Answer these questions using the passage on CarD and CarDAd below, marking each answer with the same letter.
(a) What were the lengths of the two DNA probes used in the gel mobility shift assay?
(b) What percentage identity does CarGAd share with CarG?
(c) What phenotype did the haploid strain carrying carDAd and carGAd show?

--- Supplied passage ---
________________

DNA binding of CarD and CarDAd in vitro. (A) Gel mobility shift assay with 32P-labeled DNA probes of 37 bp (Top gel) and 169 bp (Bottom gel) containing the CarD-binding site at the PQRS promoter region. Lane 1: no protein; lanes 2 to 4: 0.19, 0.75 and 1.5 μM CarD; lanes 5 to 10: 0.19, 0.38, 0.75, 1.5, 3, and 6 μM CarDAd. The 37-bp and 169-bp probes (coding strand) are shown schematically on Top, the numbers indicating positions relative to the transcription start site of the carQRS operon. The CarD-binding sequence between positions −77 and −65 is also shown with the 2 AT-rich tracts in uppercase. (B) DNase I footprint of the 169-bp probe with the coding strand labeled. Protein concentrations used were: 0, 3.75, 7.5, 11.25, and 15 μM of CarD (lanes 1 to 5) or CarDAd (lanes 6 to 10). The CarD-binding site is marked on the Left.
CarDAd Can Replace CarD in M. xanthus if CarGAd Is also Present.
All known CarD-dependent processes require CarG, a zinc-bound protein with no DNA-binding activity, which interacts physically with CarDNter to form a stable regulatory complex (22). In M. xanthus, carD and carG are contiguous genes in an operon, as are carDAd and carGAd in A. dehalogenans, where overlap of the carDAd stop codon and the carGAd start codon suggests translational coupling. CarGAd is 46% identical (62% similar) to CarG and conserves the structurally critical Zn-binding motif (Fig. S1). To test if it is the presence of CarG rather than the cognate CarGAd that makes CarDAd unable to replace CarD in M. xanthus, a plasmid bearing the contiguous carDAd and carGAd genes was constructed and electroporated into the ΔcarD ΔcarG strain. Chromosomal integration of the plasmid by homologous recombination resulted in merodiploids that were Car+, suggesting that the simultaneous presence of carDAd and carGAd can complement the lack of carD and carG. Consistent with this, the haploid strain with carDAd and carGAd (generated as described in SI Materials and Methods) was also Car+, in marked contrast to the Car− phenotype observed on replacing only carD by carDAd. Accordingly, equivalent levels of reporter carQ′::lacZ expression were observed in the light for the wild-type strain and for that with the carDAd–carGAd pair (Fig. 1B). Furthermore, the latter strain was Fru+, with normal expression of the Ω4435 developmental marker (Fig. 1C), and of the ddvA::Tn5lac probe (Fig. 1D). Thus, despite the apparently lower DNA-binding affinity of CarDAd relative to CarD in vitro, CarDAd can functionally replace CarD in regulating not just 1 but several distinct processes in M. xanthus, so long as the cognate CarGAd partner is also present.
CarDAd Forms a Stable Complex with CarGAd but Not with CarG.

________________

--- Input data ---
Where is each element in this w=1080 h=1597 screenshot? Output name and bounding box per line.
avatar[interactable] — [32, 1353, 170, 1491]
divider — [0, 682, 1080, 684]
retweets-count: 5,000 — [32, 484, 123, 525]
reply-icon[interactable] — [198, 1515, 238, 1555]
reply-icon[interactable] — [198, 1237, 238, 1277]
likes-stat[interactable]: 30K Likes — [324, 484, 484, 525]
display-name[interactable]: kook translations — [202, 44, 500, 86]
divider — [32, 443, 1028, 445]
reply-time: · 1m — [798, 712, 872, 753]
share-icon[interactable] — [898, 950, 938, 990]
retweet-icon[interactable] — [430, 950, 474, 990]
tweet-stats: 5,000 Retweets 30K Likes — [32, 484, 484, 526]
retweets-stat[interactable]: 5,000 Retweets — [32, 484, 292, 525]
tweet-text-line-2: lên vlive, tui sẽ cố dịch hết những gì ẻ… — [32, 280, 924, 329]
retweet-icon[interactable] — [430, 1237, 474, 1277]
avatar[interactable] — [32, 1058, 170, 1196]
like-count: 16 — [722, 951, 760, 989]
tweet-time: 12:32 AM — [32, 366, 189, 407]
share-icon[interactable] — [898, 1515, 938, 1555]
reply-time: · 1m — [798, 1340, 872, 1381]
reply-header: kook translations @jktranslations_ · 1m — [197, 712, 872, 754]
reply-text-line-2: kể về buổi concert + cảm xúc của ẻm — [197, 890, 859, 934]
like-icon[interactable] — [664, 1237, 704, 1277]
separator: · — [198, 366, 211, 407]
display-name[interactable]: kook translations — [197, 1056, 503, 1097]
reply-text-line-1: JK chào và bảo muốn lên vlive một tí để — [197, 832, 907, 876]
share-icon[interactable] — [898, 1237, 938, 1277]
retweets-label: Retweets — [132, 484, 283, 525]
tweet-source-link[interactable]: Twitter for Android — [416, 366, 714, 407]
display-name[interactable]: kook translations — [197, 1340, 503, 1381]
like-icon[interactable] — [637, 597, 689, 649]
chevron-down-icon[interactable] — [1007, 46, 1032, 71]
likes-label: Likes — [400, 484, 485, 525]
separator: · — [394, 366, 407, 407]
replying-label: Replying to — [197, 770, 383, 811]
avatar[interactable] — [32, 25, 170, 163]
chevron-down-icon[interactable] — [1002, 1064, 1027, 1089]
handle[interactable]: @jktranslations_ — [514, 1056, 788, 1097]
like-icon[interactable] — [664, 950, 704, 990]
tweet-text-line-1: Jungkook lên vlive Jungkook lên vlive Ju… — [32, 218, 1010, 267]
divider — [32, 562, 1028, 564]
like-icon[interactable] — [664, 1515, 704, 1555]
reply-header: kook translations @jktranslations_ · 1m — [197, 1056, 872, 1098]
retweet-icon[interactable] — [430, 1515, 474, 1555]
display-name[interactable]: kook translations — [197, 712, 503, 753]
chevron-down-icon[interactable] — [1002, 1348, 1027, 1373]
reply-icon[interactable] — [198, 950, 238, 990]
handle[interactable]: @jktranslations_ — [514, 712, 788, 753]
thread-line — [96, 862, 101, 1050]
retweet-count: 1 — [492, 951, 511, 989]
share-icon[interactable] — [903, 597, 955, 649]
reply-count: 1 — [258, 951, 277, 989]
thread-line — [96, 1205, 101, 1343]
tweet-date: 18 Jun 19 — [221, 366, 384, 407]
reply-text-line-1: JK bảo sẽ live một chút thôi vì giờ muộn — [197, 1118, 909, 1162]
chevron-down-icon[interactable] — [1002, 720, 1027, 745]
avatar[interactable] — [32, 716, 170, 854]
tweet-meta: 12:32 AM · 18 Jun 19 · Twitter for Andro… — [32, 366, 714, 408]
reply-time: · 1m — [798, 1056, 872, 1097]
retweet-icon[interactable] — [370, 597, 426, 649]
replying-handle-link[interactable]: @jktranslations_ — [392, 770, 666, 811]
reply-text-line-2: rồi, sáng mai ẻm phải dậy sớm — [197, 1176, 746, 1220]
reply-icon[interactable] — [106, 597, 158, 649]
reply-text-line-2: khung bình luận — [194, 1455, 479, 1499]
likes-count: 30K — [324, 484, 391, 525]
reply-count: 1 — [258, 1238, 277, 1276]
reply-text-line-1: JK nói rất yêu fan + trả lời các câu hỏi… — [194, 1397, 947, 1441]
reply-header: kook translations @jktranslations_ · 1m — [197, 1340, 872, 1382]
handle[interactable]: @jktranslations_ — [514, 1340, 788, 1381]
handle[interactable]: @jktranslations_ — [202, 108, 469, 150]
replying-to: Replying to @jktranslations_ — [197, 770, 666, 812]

________________

--- Expected answer ---
(a) 37 bp and 169 bp
(b) 46% identical (62% similar)
(c) Car+